**DIRECTIONS:** Copy out every line of the data exactly.

Records:
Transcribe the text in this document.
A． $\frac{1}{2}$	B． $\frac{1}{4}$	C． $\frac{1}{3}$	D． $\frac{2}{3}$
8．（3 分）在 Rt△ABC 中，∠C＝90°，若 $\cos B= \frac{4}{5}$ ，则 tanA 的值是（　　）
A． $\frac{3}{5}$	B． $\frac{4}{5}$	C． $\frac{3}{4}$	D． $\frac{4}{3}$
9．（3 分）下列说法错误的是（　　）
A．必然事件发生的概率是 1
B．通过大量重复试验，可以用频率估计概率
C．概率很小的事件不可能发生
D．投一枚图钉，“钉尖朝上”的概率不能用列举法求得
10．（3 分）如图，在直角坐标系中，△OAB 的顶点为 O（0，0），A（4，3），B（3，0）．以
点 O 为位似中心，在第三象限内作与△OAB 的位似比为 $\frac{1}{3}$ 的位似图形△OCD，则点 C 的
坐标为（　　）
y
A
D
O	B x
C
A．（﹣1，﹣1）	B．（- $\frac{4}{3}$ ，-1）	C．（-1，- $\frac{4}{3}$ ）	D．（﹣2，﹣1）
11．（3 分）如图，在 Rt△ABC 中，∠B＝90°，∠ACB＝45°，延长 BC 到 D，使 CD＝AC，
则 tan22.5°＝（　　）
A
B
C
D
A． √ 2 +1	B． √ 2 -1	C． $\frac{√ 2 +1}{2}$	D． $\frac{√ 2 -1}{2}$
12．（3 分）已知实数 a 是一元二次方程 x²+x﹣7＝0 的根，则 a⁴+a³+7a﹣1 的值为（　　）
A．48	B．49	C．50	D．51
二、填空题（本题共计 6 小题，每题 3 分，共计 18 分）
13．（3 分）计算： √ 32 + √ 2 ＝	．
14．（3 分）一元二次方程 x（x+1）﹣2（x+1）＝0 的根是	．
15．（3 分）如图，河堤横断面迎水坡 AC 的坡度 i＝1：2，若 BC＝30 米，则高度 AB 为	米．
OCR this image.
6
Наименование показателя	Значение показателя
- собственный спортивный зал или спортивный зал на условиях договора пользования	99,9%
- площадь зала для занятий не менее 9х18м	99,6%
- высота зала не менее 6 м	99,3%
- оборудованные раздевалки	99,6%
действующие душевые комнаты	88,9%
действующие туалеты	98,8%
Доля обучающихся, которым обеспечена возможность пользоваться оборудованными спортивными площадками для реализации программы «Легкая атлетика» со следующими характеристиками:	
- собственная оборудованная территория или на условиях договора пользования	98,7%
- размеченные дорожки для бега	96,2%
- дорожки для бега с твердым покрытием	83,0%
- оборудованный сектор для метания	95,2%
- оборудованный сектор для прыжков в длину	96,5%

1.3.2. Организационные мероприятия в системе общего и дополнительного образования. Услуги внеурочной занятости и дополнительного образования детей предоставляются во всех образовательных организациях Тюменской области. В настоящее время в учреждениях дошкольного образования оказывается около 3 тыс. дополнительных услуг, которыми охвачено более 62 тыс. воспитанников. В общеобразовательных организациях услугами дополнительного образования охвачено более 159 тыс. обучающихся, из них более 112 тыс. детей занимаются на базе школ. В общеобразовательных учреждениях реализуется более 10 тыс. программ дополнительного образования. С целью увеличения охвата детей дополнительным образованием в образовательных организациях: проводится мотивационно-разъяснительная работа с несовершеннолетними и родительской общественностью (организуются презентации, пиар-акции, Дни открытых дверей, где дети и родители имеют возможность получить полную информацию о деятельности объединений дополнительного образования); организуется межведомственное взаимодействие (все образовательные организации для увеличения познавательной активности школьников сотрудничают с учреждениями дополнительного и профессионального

**COMPLETE OUTPUT:**
Transcribe the text in this document.
A． $\frac{1}{2}$	B． $\frac{1}{4}$	C． $\frac{1}{3}$	D． $\frac{2}{3}$
8．（3 分）在 Rt△ABC 中，∠C＝90°，若 $\cos B= \frac{4}{5}$ ，则 tanA 的值是（　　）
A． $\frac{3}{5}$	B． $\frac{4}{5}$	C． $\frac{3}{4}$	D． $\frac{4}{3}$
9．（3 分）下列说法错误的是（　　）
A．必然事件发生的概率是 1
B．通过大量重复试验，可以用频率估计概率
C．概率很小的事件不可能发生
D．投一枚图钉，“钉尖朝上”的概率不能用列举法求得
10．（3 分）如图，在直角坐标系中，△OAB 的顶点为 O（0，0），A（4，3），B（3，0）．以
点 O 为位似中心，在第三象限内作与△OAB 的位似比为 $\frac{1}{3}$ 的位似图形△OCD，则点 C 的
坐标为（　　）
y
A
D
O	B x
C
A．（﹣1，﹣1）	B．（- $\frac{4}{3}$ ，-1）	C．（-1，- $\frac{4}{3}$ ）	D．（﹣2，﹣1）
11．（3 分）如图，在 Rt△ABC 中，∠B＝90°，∠ACB＝45°，延长 BC 到 D，使 CD＝AC，
则 tan22.5°＝（　　）
A
B
C
D
A． √ 2 +1	B． √ 2 -1	C． $\frac{√ 2 +1}{2}$	D． $\frac{√ 2 -1}{2}$
12．（3 分）已知实数 a 是一元二次方程 x²+x﹣7＝0 的根，则 a⁴+a³+7a﹣1 的值为（　　）
A．48	B．49	C．50	D．51
二、填空题（本题共计 6 小题，每题 3 分，共计 18 分）
13．（3 分）计算： √ 32 + √ 2 ＝	．
14．（3 分）一元二次方程 x（x+1）﹣2（x+1）＝0 的根是	．
15．（3 分）如图，河堤横断面迎水坡 AC 的坡度 i＝1：2，若 BC＝30 米，则高度 AB 为	米．
OCR this image.
6
Наименование показателя	Значение показателя
- собственный спортивный зал или спортивный зал на условиях договора пользования	99,9%
- площадь зала для занятий не менее 9х18м	99,6%
- высота зала не менее 6 м	99,3%
- оборудованные раздевалки	99,6%
действующие душевые комнаты	88,9%
действующие туалеты	98,8%
Доля обучающихся, которым обеспечена возможность пользоваться оборудованными спортивными площадками для реализации программы «Легкая атлетика» со следующими характеристиками:	
- собственная оборудованная территория или на условиях договора пользования	98,7%
- размеченные дорожки для бега	96,2%
- дорожки для бега с твердым покрытием	83,0%
- оборудованный сектор для метания	95,2%
- оборудованный сектор для прыжков в длину	96,5%

1.3.2. Организационные мероприятия в системе общего и дополнительного образования. Услуги внеурочной занятости и дополнительного образования детей предоставляются во всех образовательных организациях Тюменской области. В настоящее время в учреждениях дошкольного образования оказывается около 3 тыс. дополнительных услуг, которыми охвачено более 62 тыс. воспитанников. В общеобразовательных организациях услугами дополнительного образования охвачено более 159 тыс. обучающихся, из них более 112 тыс. детей занимаются на базе школ. В общеобразовательных учреждениях реализуется более 10 тыс. программ дополнительного образования. С целью увеличения охвата детей дополнительным образованием в образовательных организациях: проводится мотивационно-разъяснительная работа с несовершеннолетними и родительской общественностью (организуются презентации, пиар-акции, Дни открытых дверей, где дети и родители имеют возможность получить полную информацию о деятельности объединений дополнительного образования); организуется межведомственное взаимодействие (все образовательные организации для увеличения познавательной активности школьников сотрудничают с учреждениями дополнительного и профессионального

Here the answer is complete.